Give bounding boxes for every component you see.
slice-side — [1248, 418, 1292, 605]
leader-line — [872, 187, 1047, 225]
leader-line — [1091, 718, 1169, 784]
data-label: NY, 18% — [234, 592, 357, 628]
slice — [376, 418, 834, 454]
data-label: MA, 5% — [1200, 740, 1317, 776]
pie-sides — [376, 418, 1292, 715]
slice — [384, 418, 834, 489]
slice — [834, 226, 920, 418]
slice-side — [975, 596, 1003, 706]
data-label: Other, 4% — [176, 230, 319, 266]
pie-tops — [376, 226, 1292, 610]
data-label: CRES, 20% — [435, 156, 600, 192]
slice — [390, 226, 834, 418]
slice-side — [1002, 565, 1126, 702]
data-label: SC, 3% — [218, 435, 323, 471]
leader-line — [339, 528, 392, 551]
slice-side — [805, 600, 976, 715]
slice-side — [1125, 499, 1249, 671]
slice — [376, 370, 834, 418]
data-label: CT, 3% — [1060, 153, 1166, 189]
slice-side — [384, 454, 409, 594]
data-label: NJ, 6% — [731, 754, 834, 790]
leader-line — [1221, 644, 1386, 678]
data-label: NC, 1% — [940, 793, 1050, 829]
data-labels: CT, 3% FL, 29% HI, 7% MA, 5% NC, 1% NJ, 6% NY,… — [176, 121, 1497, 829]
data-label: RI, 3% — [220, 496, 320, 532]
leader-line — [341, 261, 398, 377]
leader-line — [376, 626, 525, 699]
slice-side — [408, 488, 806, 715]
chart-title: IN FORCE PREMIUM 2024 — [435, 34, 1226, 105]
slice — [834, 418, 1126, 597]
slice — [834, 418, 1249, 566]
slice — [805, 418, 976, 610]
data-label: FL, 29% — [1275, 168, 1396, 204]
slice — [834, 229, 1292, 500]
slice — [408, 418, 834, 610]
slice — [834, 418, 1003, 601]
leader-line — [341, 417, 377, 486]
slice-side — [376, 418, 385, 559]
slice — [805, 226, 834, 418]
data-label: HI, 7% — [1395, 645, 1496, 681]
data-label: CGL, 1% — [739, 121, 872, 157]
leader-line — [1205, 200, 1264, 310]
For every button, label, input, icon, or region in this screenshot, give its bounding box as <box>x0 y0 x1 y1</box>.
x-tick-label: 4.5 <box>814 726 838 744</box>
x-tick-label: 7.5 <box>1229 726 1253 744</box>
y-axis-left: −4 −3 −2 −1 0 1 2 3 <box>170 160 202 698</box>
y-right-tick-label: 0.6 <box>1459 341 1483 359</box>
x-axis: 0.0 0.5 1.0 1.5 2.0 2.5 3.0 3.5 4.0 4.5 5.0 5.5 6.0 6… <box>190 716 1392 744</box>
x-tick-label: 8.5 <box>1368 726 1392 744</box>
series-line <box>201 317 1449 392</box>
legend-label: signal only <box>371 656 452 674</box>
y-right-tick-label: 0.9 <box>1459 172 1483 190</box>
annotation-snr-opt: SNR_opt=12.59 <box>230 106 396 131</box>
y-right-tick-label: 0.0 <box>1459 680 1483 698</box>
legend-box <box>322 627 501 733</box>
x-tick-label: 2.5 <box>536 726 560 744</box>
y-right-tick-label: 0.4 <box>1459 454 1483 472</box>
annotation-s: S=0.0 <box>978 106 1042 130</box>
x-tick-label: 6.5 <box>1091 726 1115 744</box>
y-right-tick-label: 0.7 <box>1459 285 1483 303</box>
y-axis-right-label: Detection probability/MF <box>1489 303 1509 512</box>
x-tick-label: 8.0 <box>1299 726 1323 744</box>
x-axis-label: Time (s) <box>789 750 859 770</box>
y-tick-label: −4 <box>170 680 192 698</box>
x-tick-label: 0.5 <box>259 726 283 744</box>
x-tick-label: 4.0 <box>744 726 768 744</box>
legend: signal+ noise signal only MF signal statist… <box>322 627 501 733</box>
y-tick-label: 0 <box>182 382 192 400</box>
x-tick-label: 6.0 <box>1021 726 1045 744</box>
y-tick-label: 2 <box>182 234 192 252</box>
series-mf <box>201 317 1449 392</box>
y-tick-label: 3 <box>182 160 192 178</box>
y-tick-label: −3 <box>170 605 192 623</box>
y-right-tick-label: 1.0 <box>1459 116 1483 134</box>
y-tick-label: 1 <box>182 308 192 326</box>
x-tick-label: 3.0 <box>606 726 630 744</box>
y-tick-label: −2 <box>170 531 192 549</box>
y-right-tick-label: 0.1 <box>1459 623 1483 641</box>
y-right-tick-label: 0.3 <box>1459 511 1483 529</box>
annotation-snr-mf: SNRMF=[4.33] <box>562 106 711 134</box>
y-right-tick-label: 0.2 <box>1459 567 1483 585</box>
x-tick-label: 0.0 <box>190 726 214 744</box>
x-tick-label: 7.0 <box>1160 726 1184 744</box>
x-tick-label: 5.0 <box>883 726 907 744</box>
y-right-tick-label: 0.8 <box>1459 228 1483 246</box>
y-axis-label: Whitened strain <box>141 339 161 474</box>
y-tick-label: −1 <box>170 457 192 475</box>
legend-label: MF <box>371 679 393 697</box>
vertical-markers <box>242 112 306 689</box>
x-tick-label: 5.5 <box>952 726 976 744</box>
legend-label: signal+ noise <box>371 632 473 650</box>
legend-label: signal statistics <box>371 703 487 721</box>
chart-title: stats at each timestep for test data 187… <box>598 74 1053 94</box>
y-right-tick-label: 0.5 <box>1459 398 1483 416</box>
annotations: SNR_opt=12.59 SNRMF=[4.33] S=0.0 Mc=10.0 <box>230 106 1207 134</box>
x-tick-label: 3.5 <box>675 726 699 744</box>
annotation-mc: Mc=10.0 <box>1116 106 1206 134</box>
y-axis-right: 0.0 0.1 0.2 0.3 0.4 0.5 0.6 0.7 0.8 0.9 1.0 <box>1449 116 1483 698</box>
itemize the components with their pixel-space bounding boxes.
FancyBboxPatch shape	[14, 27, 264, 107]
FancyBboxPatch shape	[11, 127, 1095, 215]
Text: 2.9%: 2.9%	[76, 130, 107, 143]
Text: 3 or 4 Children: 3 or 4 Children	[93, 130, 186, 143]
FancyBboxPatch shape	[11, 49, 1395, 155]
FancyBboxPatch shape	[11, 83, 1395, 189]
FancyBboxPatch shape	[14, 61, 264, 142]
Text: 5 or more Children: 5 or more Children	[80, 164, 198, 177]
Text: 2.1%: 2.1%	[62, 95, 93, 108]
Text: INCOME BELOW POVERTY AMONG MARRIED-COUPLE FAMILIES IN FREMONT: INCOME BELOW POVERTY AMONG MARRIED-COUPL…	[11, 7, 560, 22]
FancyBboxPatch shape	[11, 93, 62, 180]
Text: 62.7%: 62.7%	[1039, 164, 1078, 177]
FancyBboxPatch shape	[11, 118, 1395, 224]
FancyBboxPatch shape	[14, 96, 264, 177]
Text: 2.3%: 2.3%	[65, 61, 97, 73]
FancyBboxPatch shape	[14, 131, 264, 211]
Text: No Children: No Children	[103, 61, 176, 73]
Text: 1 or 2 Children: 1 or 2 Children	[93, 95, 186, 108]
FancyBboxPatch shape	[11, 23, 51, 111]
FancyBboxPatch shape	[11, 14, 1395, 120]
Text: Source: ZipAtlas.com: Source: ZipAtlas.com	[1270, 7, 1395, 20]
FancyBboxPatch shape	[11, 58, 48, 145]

----------

Rewrite all the rows above, putting "connector-line" wherever "leader-line" appears and leaving everything else as it is.

▶ Right answer:
Give bounding boxes for every component you see.
slice-side — [1248, 418, 1292, 605]
connector-line — [872, 187, 1047, 225]
connector-line — [1091, 718, 1169, 784]
data-label: NY, 18% — [234, 592, 357, 628]
slice — [376, 418, 834, 454]
data-label: MA, 5% — [1200, 740, 1317, 776]
pie-sides — [376, 418, 1292, 715]
slice — [384, 418, 834, 489]
slice — [834, 226, 920, 418]
slice-side — [975, 596, 1003, 706]
data-label: Other, 4% — [176, 230, 319, 266]
pie-tops — [376, 226, 1292, 610]
data-label: CRES, 20% — [435, 156, 600, 192]
slice — [390, 226, 834, 418]
slice-side — [1002, 565, 1126, 702]
data-label: SC, 3% — [218, 435, 323, 471]
connector-line — [339, 528, 392, 551]
slice-side — [805, 600, 976, 715]
slice-side — [1125, 499, 1249, 671]
slice — [376, 370, 834, 418]
data-label: CT, 3% — [1060, 153, 1166, 189]
slice-side — [384, 454, 409, 594]
data-label: NJ, 6% — [731, 754, 834, 790]
connector-line — [1221, 644, 1386, 678]
data-label: NC, 1% — [940, 793, 1050, 829]
data-labels: CT, 3% FL, 29% HI, 7% MA, 5% NC, 1% NJ, 6% NY,… — [176, 121, 1497, 829]
data-label: RI, 3% — [220, 496, 320, 532]
connector-line — [341, 261, 398, 377]
connector-line — [376, 626, 525, 699]
slice-side — [408, 488, 806, 715]
chart-title: IN FORCE PREMIUM 2024 — [435, 34, 1226, 105]
slice — [834, 418, 1126, 597]
slice — [834, 418, 1249, 566]
slice — [805, 418, 976, 610]
data-label: FL, 29% — [1275, 168, 1396, 204]
slice — [834, 229, 1292, 500]
slice — [408, 418, 834, 610]
slice — [834, 418, 1003, 601]
connector-line — [341, 417, 377, 486]
slice-side — [376, 418, 385, 559]
slice — [805, 226, 834, 418]
data-label: HI, 7% — [1395, 645, 1496, 681]
data-label: CGL, 1% — [739, 121, 872, 157]
connector-line — [1205, 200, 1264, 310]
For every button, label, input, icon, or region in this screenshot, give its bounding box as <box>x0 y0 x1 y1</box>.
x-tick-label: 4.5 <box>814 726 838 744</box>
x-tick-label: 7.5 <box>1229 726 1253 744</box>
y-axis-left: −4 −3 −2 −1 0 1 2 3 <box>170 160 202 698</box>
y-right-tick-label: 0.6 <box>1459 341 1483 359</box>
x-axis: 0.0 0.5 1.0 1.5 2.0 2.5 3.0 3.5 4.0 4.5 5.0 5.5 6.0 6… <box>190 716 1392 744</box>
x-tick-label: 8.5 <box>1368 726 1392 744</box>
series-line <box>201 317 1449 392</box>
legend-label: signal only <box>371 656 452 674</box>
y-right-tick-label: 0.9 <box>1459 172 1483 190</box>
annotation-snr-opt: SNR_opt=12.59 <box>230 106 396 131</box>
y-right-tick-label: 0.0 <box>1459 680 1483 698</box>
legend-box <box>322 627 501 733</box>
x-tick-label: 2.5 <box>536 726 560 744</box>
y-right-tick-label: 0.4 <box>1459 454 1483 472</box>
annotation-s: S=0.0 <box>978 106 1042 130</box>
x-tick-label: 6.5 <box>1091 726 1115 744</box>
y-right-tick-label: 0.7 <box>1459 285 1483 303</box>
y-axis-right-label: Detection probability/MF <box>1489 303 1509 512</box>
x-tick-label: 8.0 <box>1299 726 1323 744</box>
x-axis-label: Time (s) <box>789 750 859 770</box>
y-tick-label: −4 <box>170 680 192 698</box>
x-tick-label: 0.5 <box>259 726 283 744</box>
x-tick-label: 4.0 <box>744 726 768 744</box>
legend: signal+ noise signal only MF signal statist… <box>322 627 501 733</box>
y-tick-label: 0 <box>182 382 192 400</box>
x-tick-label: 6.0 <box>1021 726 1045 744</box>
y-tick-label: 2 <box>182 234 192 252</box>
series-mf <box>201 317 1449 392</box>
y-tick-label: 3 <box>182 160 192 178</box>
y-tick-label: −3 <box>170 605 192 623</box>
y-right-tick-label: 1.0 <box>1459 116 1483 134</box>
y-tick-label: 1 <box>182 308 192 326</box>
x-tick-label: 3.0 <box>606 726 630 744</box>
y-tick-label: −2 <box>170 531 192 549</box>
y-right-tick-label: 0.1 <box>1459 623 1483 641</box>
y-right-tick-label: 0.3 <box>1459 511 1483 529</box>
annotation-snr-mf: SNRMF=[4.33] <box>562 106 711 134</box>
y-right-tick-label: 0.2 <box>1459 567 1483 585</box>
x-tick-label: 0.0 <box>190 726 214 744</box>
x-tick-label: 7.0 <box>1160 726 1184 744</box>
x-tick-label: 5.0 <box>883 726 907 744</box>
y-right-tick-label: 0.8 <box>1459 228 1483 246</box>
y-axis-label: Whitened strain <box>141 339 161 474</box>
y-tick-label: −1 <box>170 457 192 475</box>
legend-label: MF <box>371 679 393 697</box>
vertical-markers <box>242 112 306 689</box>
x-tick-label: 5.5 <box>952 726 976 744</box>
legend-label: signal+ noise <box>371 632 473 650</box>
legend-label: signal statistics <box>371 703 487 721</box>
chart-title: stats at each timestep for test data 187… <box>598 74 1053 94</box>
y-right-tick-label: 0.5 <box>1459 398 1483 416</box>
annotations: SNR_opt=12.59 SNRMF=[4.33] S=0.0 Mc=10.0 <box>230 106 1207 134</box>
x-tick-label: 3.5 <box>675 726 699 744</box>
annotation-mc: Mc=10.0 <box>1116 106 1206 134</box>
y-axis-right: 0.0 0.1 0.2 0.3 0.4 0.5 0.6 0.7 0.8 0.9 1.0 <box>1449 116 1483 698</box>
itemize the components with their pixel-space bounding boxes.
FancyBboxPatch shape	[14, 27, 264, 107]
FancyBboxPatch shape	[11, 127, 1095, 215]
Text: 2.9%: 2.9%	[76, 130, 107, 143]
Text: 3 or 4 Children: 3 or 4 Children	[93, 130, 186, 143]
FancyBboxPatch shape	[11, 49, 1395, 155]
FancyBboxPatch shape	[11, 83, 1395, 189]
FancyBboxPatch shape	[14, 61, 264, 142]
Text: 5 or more Children: 5 or more Children	[80, 164, 198, 177]
Text: 2.1%: 2.1%	[62, 95, 93, 108]
Text: INCOME BELOW POVERTY AMONG MARRIED-COUPLE FAMILIES IN FREMONT: INCOME BELOW POVERTY AMONG MARRIED-COUPL…	[11, 7, 560, 22]
FancyBboxPatch shape	[11, 93, 62, 180]
Text: 62.7%: 62.7%	[1039, 164, 1078, 177]
FancyBboxPatch shape	[11, 118, 1395, 224]
FancyBboxPatch shape	[14, 96, 264, 177]
Text: 2.3%: 2.3%	[65, 61, 97, 73]
FancyBboxPatch shape	[14, 131, 264, 211]
Text: No Children: No Children	[103, 61, 176, 73]
Text: 1 or 2 Children: 1 or 2 Children	[93, 95, 186, 108]
FancyBboxPatch shape	[11, 23, 51, 111]
FancyBboxPatch shape	[11, 14, 1395, 120]
Text: Source: ZipAtlas.com: Source: ZipAtlas.com	[1270, 7, 1395, 20]
FancyBboxPatch shape	[11, 58, 48, 145]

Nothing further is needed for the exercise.